[Stored data entries]
———

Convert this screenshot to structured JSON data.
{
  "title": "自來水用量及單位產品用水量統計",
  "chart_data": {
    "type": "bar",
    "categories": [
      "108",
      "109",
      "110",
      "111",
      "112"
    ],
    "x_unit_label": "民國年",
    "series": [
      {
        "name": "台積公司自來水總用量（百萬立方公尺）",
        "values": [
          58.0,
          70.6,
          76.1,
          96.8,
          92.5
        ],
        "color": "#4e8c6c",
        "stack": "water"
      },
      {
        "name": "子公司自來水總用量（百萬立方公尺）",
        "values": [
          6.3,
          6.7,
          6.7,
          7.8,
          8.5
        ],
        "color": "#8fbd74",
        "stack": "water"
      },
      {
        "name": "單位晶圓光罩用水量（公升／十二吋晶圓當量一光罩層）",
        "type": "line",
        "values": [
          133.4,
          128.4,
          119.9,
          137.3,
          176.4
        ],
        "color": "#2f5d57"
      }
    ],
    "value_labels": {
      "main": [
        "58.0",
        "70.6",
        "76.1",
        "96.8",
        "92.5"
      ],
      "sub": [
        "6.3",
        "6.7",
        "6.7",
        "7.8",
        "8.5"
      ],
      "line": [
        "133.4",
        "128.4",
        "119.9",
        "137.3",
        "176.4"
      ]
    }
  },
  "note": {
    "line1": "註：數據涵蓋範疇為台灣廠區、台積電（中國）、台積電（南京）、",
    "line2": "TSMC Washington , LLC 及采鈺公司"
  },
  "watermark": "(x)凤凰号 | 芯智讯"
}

———

[DIRECTIVE] Transcribe every entry word for word.

[SOLUTION]
Convert this screenshot to structured JSON data.
{
  "title": "自來水用量及單位產品用水量統計",
  "chart_data": {
    "type": "bar",
    "categories": [
      "108",
      "109",
      "110",
      "111",
      "112"
    ],
    "x_unit_label": "民國年",
    "series": [
      {
        "name": "台積公司自來水總用量（百萬立方公尺）",
        "values": [
          58.0,
          70.6,
          76.1,
          96.8,
          92.5
        ],
        "color": "#4e8c6c",
        "stack": "water"
      },
      {
        "name": "子公司自來水總用量（百萬立方公尺）",
        "values": [
          6.3,
          6.7,
          6.7,
          7.8,
          8.5
        ],
        "color": "#8fbd74",
        "stack": "water"
      },
      {
        "name": "單位晶圓光罩用水量（公升／十二吋晶圓當量一光罩層）",
        "type": "line",
        "values": [
          133.4,
          128.4,
          119.9,
          137.3,
          176.4
        ],
        "color": "#2f5d57"
      }
    ],
    "value_labels": {
      "main": [
        "58.0",
        "70.6",
        "76.1",
        "96.8",
        "92.5"
      ],
      "sub": [
        "6.3",
        "6.7",
        "6.7",
        "7.8",
        "8.5"
      ],
      "line": [
        "133.4",
        "128.4",
        "119.9",
        "137.3",
        "176.4"
      ]
    }
  },
  "note": {
    "line1": "註：數據涵蓋範疇為台灣廠區、台積電（中國）、台積電（南京）、",
    "line2": "TSMC Washington , LLC 及采鈺公司"
  },
  "watermark": "(x)凤凰号 | 芯智讯"
}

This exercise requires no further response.